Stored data
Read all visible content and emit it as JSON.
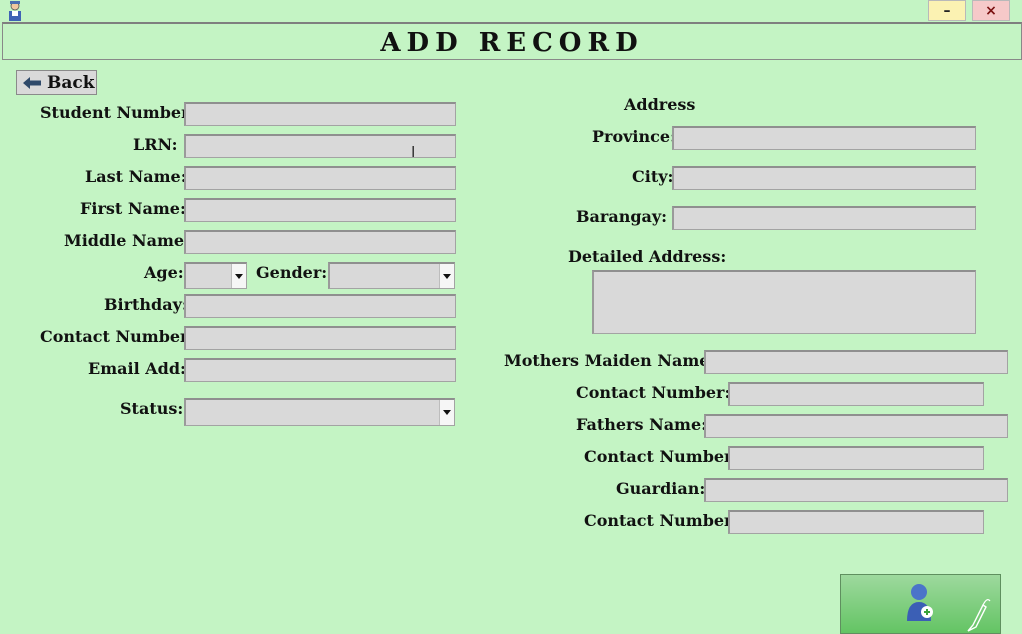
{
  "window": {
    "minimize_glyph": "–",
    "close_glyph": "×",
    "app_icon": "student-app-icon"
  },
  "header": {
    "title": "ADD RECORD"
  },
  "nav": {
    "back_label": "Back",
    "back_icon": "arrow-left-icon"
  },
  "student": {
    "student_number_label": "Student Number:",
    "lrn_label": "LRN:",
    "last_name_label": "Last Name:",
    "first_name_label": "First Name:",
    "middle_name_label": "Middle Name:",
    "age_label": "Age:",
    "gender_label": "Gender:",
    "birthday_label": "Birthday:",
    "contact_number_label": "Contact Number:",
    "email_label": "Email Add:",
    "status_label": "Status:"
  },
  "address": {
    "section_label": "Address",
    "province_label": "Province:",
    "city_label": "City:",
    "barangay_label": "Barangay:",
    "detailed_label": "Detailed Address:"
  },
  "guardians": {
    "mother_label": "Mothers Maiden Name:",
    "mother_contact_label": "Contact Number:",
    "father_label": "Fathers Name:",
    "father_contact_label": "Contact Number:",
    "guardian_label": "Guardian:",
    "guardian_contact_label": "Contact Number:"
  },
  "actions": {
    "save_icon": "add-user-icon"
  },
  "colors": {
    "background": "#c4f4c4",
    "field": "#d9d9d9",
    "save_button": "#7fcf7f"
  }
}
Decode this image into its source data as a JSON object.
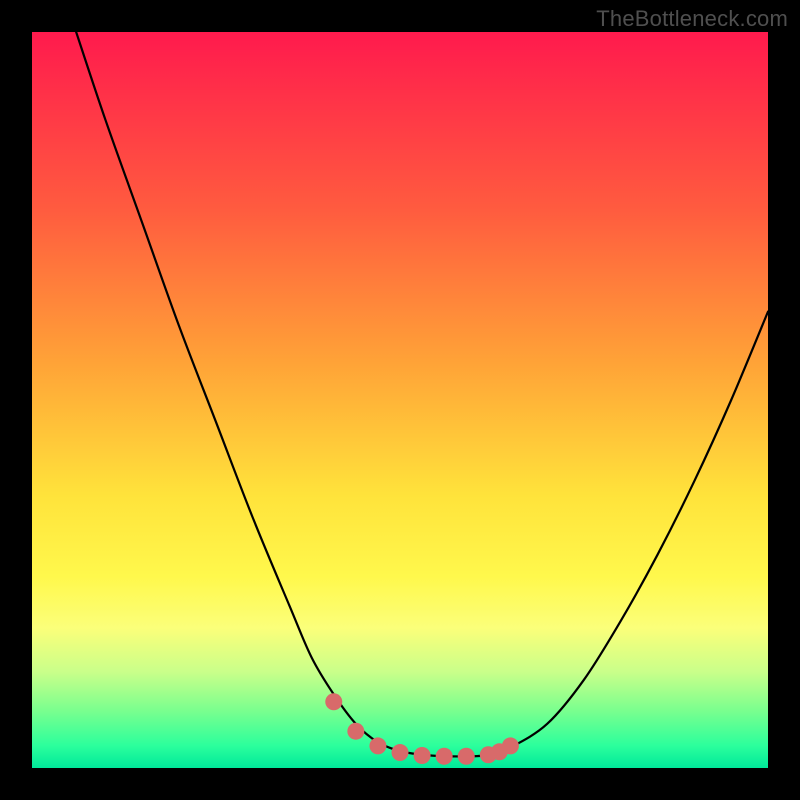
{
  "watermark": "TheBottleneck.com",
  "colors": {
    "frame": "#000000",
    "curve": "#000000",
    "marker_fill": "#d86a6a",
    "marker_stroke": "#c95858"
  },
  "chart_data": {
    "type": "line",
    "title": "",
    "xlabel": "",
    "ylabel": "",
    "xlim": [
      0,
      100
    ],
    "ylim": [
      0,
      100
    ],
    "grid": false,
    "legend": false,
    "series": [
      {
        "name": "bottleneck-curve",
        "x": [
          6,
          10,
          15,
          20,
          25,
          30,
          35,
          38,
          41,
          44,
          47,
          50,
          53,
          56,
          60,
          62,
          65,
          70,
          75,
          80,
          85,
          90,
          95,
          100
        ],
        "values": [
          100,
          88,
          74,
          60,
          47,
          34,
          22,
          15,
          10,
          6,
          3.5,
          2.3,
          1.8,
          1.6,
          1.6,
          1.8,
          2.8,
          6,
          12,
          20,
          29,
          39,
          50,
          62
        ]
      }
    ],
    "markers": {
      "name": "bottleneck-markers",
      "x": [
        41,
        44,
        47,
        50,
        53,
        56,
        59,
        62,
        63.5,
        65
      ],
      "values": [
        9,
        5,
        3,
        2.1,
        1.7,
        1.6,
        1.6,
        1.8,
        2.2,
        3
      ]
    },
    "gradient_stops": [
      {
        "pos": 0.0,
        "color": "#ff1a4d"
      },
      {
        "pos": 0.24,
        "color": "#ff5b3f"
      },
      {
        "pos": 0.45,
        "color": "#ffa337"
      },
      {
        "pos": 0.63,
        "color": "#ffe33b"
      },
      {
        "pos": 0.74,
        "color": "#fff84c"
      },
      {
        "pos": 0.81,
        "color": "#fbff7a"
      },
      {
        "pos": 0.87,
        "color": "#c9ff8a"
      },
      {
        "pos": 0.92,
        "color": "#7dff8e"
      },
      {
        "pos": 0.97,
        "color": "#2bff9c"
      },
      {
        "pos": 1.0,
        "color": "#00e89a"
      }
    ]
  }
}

• _Directions_:
Transcribe every entry above exactly. Omit all pictures.

• _Answer to this task_:
Read all visible content and emit it as JSON.
{
  "window": {
    "minimize_glyph": "–",
    "close_glyph": "×",
    "app_icon": "student-app-icon"
  },
  "header": {
    "title": "ADD RECORD"
  },
  "nav": {
    "back_label": "Back",
    "back_icon": "arrow-left-icon"
  },
  "student": {
    "student_number_label": "Student Number:",
    "lrn_label": "LRN:",
    "last_name_label": "Last Name:",
    "first_name_label": "First Name:",
    "middle_name_label": "Middle Name:",
    "age_label": "Age:",
    "gender_label": "Gender:",
    "birthday_label": "Birthday:",
    "contact_number_label": "Contact Number:",
    "email_label": "Email Add:",
    "status_label": "Status:"
  },
  "address": {
    "section_label": "Address",
    "province_label": "Province:",
    "city_label": "City:",
    "barangay_label": "Barangay:",
    "detailed_label": "Detailed Address:"
  },
  "guardians": {
    "mother_label": "Mothers Maiden Name:",
    "mother_contact_label": "Contact Number:",
    "father_label": "Fathers Name:",
    "father_contact_label": "Contact Number:",
    "guardian_label": "Guardian:",
    "guardian_contact_label": "Contact Number:"
  },
  "actions": {
    "save_icon": "add-user-icon"
  },
  "colors": {
    "background": "#c4f4c4",
    "field": "#d9d9d9",
    "save_button": "#7fcf7f"
  }
}
Decode this image into its source data as a JSON object.
{
  "watermark": "TheBottleneck.com",
  "colors": {
    "frame": "#000000",
    "curve": "#000000",
    "marker_fill": "#d86a6a",
    "marker_stroke": "#c95858"
  },
  "chart_data": {
    "type": "line",
    "title": "",
    "xlabel": "",
    "ylabel": "",
    "xlim": [
      0,
      100
    ],
    "ylim": [
      0,
      100
    ],
    "grid": false,
    "legend": false,
    "series": [
      {
        "name": "bottleneck-curve",
        "x": [
          6,
          10,
          15,
          20,
          25,
          30,
          35,
          38,
          41,
          44,
          47,
          50,
          53,
          56,
          60,
          62,
          65,
          70,
          75,
          80,
          85,
          90,
          95,
          100
        ],
        "values": [
          100,
          88,
          74,
          60,
          47,
          34,
          22,
          15,
          10,
          6,
          3.5,
          2.3,
          1.8,
          1.6,
          1.6,
          1.8,
          2.8,
          6,
          12,
          20,
          29,
          39,
          50,
          62
        ]
      }
    ],
    "markers": {
      "name": "bottleneck-markers",
      "x": [
        41,
        44,
        47,
        50,
        53,
        56,
        59,
        62,
        63.5,
        65
      ],
      "values": [
        9,
        5,
        3,
        2.1,
        1.7,
        1.6,
        1.6,
        1.8,
        2.2,
        3
      ]
    },
    "gradient_stops": [
      {
        "pos": 0.0,
        "color": "#ff1a4d"
      },
      {
        "pos": 0.24,
        "color": "#ff5b3f"
      },
      {
        "pos": 0.45,
        "color": "#ffa337"
      },
      {
        "pos": 0.63,
        "color": "#ffe33b"
      },
      {
        "pos": 0.74,
        "color": "#fff84c"
      },
      {
        "pos": 0.81,
        "color": "#fbff7a"
      },
      {
        "pos": 0.87,
        "color": "#c9ff8a"
      },
      {
        "pos": 0.92,
        "color": "#7dff8e"
      },
      {
        "pos": 0.97,
        "color": "#2bff9c"
      },
      {
        "pos": 1.0,
        "color": "#00e89a"
      }
    ]
  }
}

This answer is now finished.